### WHAT YOU NEED TO DO
Scan the listing below and copy each line holding the word "Human".
********************
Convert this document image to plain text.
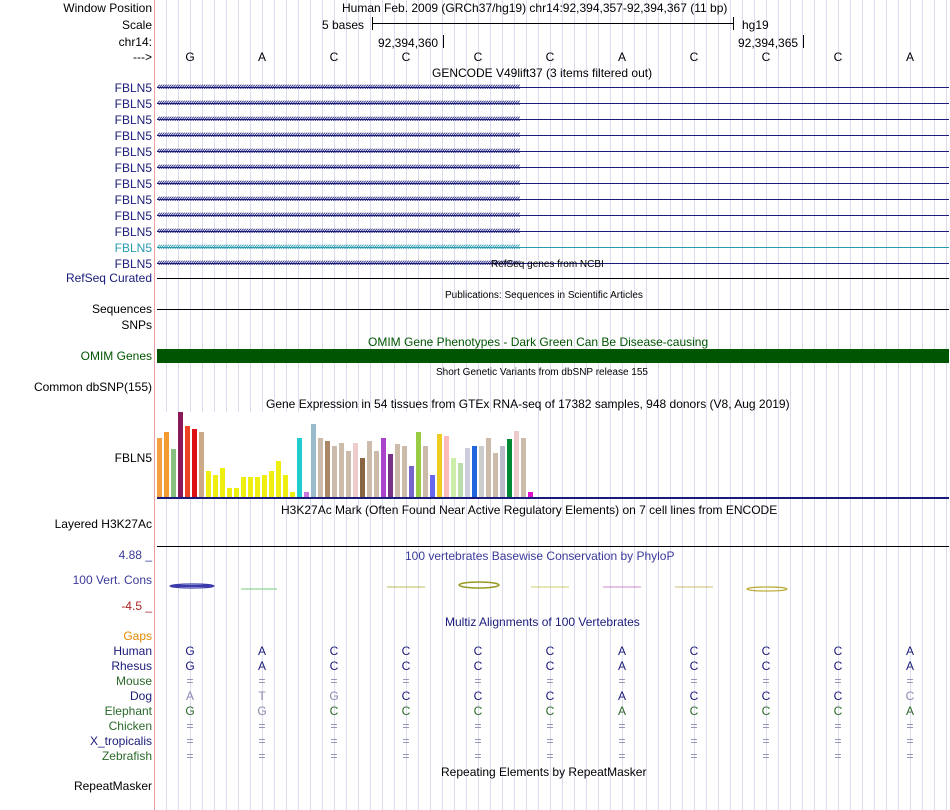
Window Position	Human Feb. 2009 (GRCh37/hg19) chr14:92,394,357-92,394,367 (11 bp)
Scale	5 bases	hg19
chr14:	92,394,360	92,394,365
--->	G	A	C	C	C	C	A	C	C	C	A
GENCODE V49lift37 (3 items filtered out)
FBLN5 ‹‹‹‹‹‹‹‹‹‹‹‹‹‹‹‹‹‹‹‹‹‹‹‹‹‹‹‹‹‹‹‹‹‹‹‹‹‹‹‹‹‹‹‹‹‹‹‹‹‹‹‹‹‹‹‹‹‹‹‹‹‹‹‹‹‹‹‹‹‹‹‹‹‹‹‹‹‹‹‹‹‹‹‹‹‹‹‹‹‹‹‹‹‹‹‹‹‹‹‹‹‹‹‹‹‹‹‹‹‹‹‹‹‹‹‹‹‹‹‹‹‹‹‹‹‹‹‹‹‹‹‹‹‹‹‹‹‹‹‹‹‹‹‹‹‹‹‹‹‹‹‹‹‹‹‹‹‹‹‹
FBLN5 ‹‹‹‹‹‹‹‹‹‹‹‹‹‹‹‹‹‹‹‹‹‹‹‹‹‹‹‹‹‹‹‹‹‹‹‹‹‹‹‹‹‹‹‹‹‹‹‹‹‹‹‹‹‹‹‹‹‹‹‹‹‹‹‹‹‹‹‹‹‹‹‹‹‹‹‹‹‹‹‹‹‹‹‹‹‹‹‹‹‹‹‹‹‹‹‹‹‹‹‹‹‹‹‹‹‹‹‹‹‹‹‹‹‹‹‹‹‹‹‹‹‹‹‹‹‹‹‹‹‹‹‹‹‹‹‹‹‹‹‹‹‹‹‹‹‹‹‹‹‹‹‹‹‹‹‹‹‹‹‹
FBLN5 ‹‹‹‹‹‹‹‹‹‹‹‹‹‹‹‹‹‹‹‹‹‹‹‹‹‹‹‹‹‹‹‹‹‹‹‹‹‹‹‹‹‹‹‹‹‹‹‹‹‹‹‹‹‹‹‹‹‹‹‹‹‹‹‹‹‹‹‹‹‹‹‹‹‹‹‹‹‹‹‹‹‹‹‹‹‹‹‹‹‹‹‹‹‹‹‹‹‹‹‹‹‹‹‹‹‹‹‹‹‹‹‹‹‹‹‹‹‹‹‹‹‹‹‹‹‹‹‹‹‹‹‹‹‹‹‹‹‹‹‹‹‹‹‹‹‹‹‹‹‹‹‹‹‹‹‹‹‹‹‹
FBLN5 ‹‹‹‹‹‹‹‹‹‹‹‹‹‹‹‹‹‹‹‹‹‹‹‹‹‹‹‹‹‹‹‹‹‹‹‹‹‹‹‹‹‹‹‹‹‹‹‹‹‹‹‹‹‹‹‹‹‹‹‹‹‹‹‹‹‹‹‹‹‹‹‹‹‹‹‹‹‹‹‹‹‹‹‹‹‹‹‹‹‹‹‹‹‹‹‹‹‹‹‹‹‹‹‹‹‹‹‹‹‹‹‹‹‹‹‹‹‹‹‹‹‹‹‹‹‹‹‹‹‹‹‹‹‹‹‹‹‹‹‹‹‹‹‹‹‹‹‹‹‹‹‹‹‹‹‹‹‹‹‹
FBLN5 ‹‹‹‹‹‹‹‹‹‹‹‹‹‹‹‹‹‹‹‹‹‹‹‹‹‹‹‹‹‹‹‹‹‹‹‹‹‹‹‹‹‹‹‹‹‹‹‹‹‹‹‹‹‹‹‹‹‹‹‹‹‹‹‹‹‹‹‹‹‹‹‹‹‹‹‹‹‹‹‹‹‹‹‹‹‹‹‹‹‹‹‹‹‹‹‹‹‹‹‹‹‹‹‹‹‹‹‹‹‹‹‹‹‹‹‹‹‹‹‹‹‹‹‹‹‹‹‹‹‹‹‹‹‹‹‹‹‹‹‹‹‹‹‹‹‹‹‹‹‹‹‹‹‹‹‹‹‹‹‹
FBLN5 ‹‹‹‹‹‹‹‹‹‹‹‹‹‹‹‹‹‹‹‹‹‹‹‹‹‹‹‹‹‹‹‹‹‹‹‹‹‹‹‹‹‹‹‹‹‹‹‹‹‹‹‹‹‹‹‹‹‹‹‹‹‹‹‹‹‹‹‹‹‹‹‹‹‹‹‹‹‹‹‹‹‹‹‹‹‹‹‹‹‹‹‹‹‹‹‹‹‹‹‹‹‹‹‹‹‹‹‹‹‹‹‹‹‹‹‹‹‹‹‹‹‹‹‹‹‹‹‹‹‹‹‹‹‹‹‹‹‹‹‹‹‹‹‹‹‹‹‹‹‹‹‹‹‹‹‹‹‹‹‹
FBLN5 ‹‹‹‹‹‹‹‹‹‹‹‹‹‹‹‹‹‹‹‹‹‹‹‹‹‹‹‹‹‹‹‹‹‹‹‹‹‹‹‹‹‹‹‹‹‹‹‹‹‹‹‹‹‹‹‹‹‹‹‹‹‹‹‹‹‹‹‹‹‹‹‹‹‹‹‹‹‹‹‹‹‹‹‹‹‹‹‹‹‹‹‹‹‹‹‹‹‹‹‹‹‹‹‹‹‹‹‹‹‹‹‹‹‹‹‹‹‹‹‹‹‹‹‹‹‹‹‹‹‹‹‹‹‹‹‹‹‹‹‹‹‹‹‹‹‹‹‹‹‹‹‹‹‹‹‹‹‹‹‹
FBLN5 ‹‹‹‹‹‹‹‹‹‹‹‹‹‹‹‹‹‹‹‹‹‹‹‹‹‹‹‹‹‹‹‹‹‹‹‹‹‹‹‹‹‹‹‹‹‹‹‹‹‹‹‹‹‹‹‹‹‹‹‹‹‹‹‹‹‹‹‹‹‹‹‹‹‹‹‹‹‹‹‹‹‹‹‹‹‹‹‹‹‹‹‹‹‹‹‹‹‹‹‹‹‹‹‹‹‹‹‹‹‹‹‹‹‹‹‹‹‹‹‹‹‹‹‹‹‹‹‹‹‹‹‹‹‹‹‹‹‹‹‹‹‹‹‹‹‹‹‹‹‹‹‹‹‹‹‹‹‹‹‹
FBLN5 ‹‹‹‹‹‹‹‹‹‹‹‹‹‹‹‹‹‹‹‹‹‹‹‹‹‹‹‹‹‹‹‹‹‹‹‹‹‹‹‹‹‹‹‹‹‹‹‹‹‹‹‹‹‹‹‹‹‹‹‹‹‹‹‹‹‹‹‹‹‹‹‹‹‹‹‹‹‹‹‹‹‹‹‹‹‹‹‹‹‹‹‹‹‹‹‹‹‹‹‹‹‹‹‹‹‹‹‹‹‹‹‹‹‹‹‹‹‹‹‹‹‹‹‹‹‹‹‹‹‹‹‹‹‹‹‹‹‹‹‹‹‹‹‹‹‹‹‹‹‹‹‹‹‹‹‹‹‹‹‹
FBLN5 ‹‹‹‹‹‹‹‹‹‹‹‹‹‹‹‹‹‹‹‹‹‹‹‹‹‹‹‹‹‹‹‹‹‹‹‹‹‹‹‹‹‹‹‹‹‹‹‹‹‹‹‹‹‹‹‹‹‹‹‹‹‹‹‹‹‹‹‹‹‹‹‹‹‹‹‹‹‹‹‹‹‹‹‹‹‹‹‹‹‹‹‹‹‹‹‹‹‹‹‹‹‹‹‹‹‹‹‹‹‹‹‹‹‹‹‹‹‹‹‹‹‹‹‹‹‹‹‹‹‹‹‹‹‹‹‹‹‹‹‹‹‹‹‹‹‹‹‹‹‹‹‹‹‹‹‹‹‹‹‹
FBLN5 ‹‹‹‹‹‹‹‹‹‹‹‹‹‹‹‹‹‹‹‹‹‹‹‹‹‹‹‹‹‹‹‹‹‹‹‹‹‹‹‹‹‹‹‹‹‹‹‹‹‹‹‹‹‹‹‹‹‹‹‹‹‹‹‹‹‹‹‹‹‹‹‹‹‹‹‹‹‹‹‹‹‹‹‹‹‹‹‹‹‹‹‹‹‹‹‹‹‹‹‹‹‹‹‹‹‹‹‹‹‹‹‹‹‹‹‹‹‹‹‹‹‹‹‹‹‹‹‹‹‹‹‹‹‹‹‹‹‹‹‹‹‹‹‹‹‹‹‹‹‹‹‹‹‹‹‹‹‹‹‹
FBLN5 ‹‹‹‹‹‹‹‹‹‹‹‹‹‹‹‹‹‹‹‹‹‹‹‹‹‹‹‹‹‹‹‹‹‹‹‹‹‹‹‹‹‹‹‹‹‹‹‹‹‹‹‹‹‹‹‹‹‹‹‹‹‹‹‹‹‹‹‹‹‹‹‹‹‹‹‹‹‹‹‹‹‹‹‹‹‹‹‹‹‹‹‹‹‹‹‹‹‹‹‹‹‹‹‹‹‹‹‹‹‹‹‹‹‹‹‹‹‹‹‹‹‹‹‹‹‹‹‹‹‹‹‹‹‹‹‹‹‹‹‹‹‹‹‹‹‹‹‹‹‹‹‹‹‹‹‹‹‹‹‹
RefSeq genes from NCBI
RefSeq Curated
Publications: Sequences in Scientific Articles
Sequences
SNPs
OMIM Gene Phenotypes - Dark Green Can Be Disease-causing
OMIM Genes
Short Genetic Variants from dbSNP release 155
Common dbSNP(155)
Gene Expression in 54 tissues from GTEx RNA-seq of 17382 samples, 948 donors (V8, Aug 2019)
FBLN5
H3K27Ac Mark (Often Found Near Active Regulatory Elements) on 7 cell lines from ENCODE
Layered H3K27Ac
4.88 _	100 vertebrates Basewise Conservation by PhyloP
100 Vert. Cons
-4.5 _
Multiz Alignments of 100 Vertebrates
Gaps
Human	G	A	C	C	C	C	A	C	C	C	A
Rhesus	G	A	C	C	C	C	A	C	C	C	A
Mouse	=	=	=	=	=	=	=	=	=	=	=
Dog	A	T	G	C	C	C	A	C	C	C	C
Elephant	G	G	C	C	C	C	A	C	C	C	A
Chicken	=	=	=	=	=	=	=	=	=	=	=
X_tropicalis	=	=	=	=	=	=	=	=	=	=	=
Zebrafish	=	=	=	=	=	=	=	=	=	=	=
Repeating Elements by RepeatMasker
RepeatMasker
********************
### THE COMPLETED TASK
Window Position	Human Feb. 2009 (GRCh37/hg19) chr14:92,394,357-92,394,367 (11 bp)
Human	G	A	C	C	C	C	A	C	C	C	A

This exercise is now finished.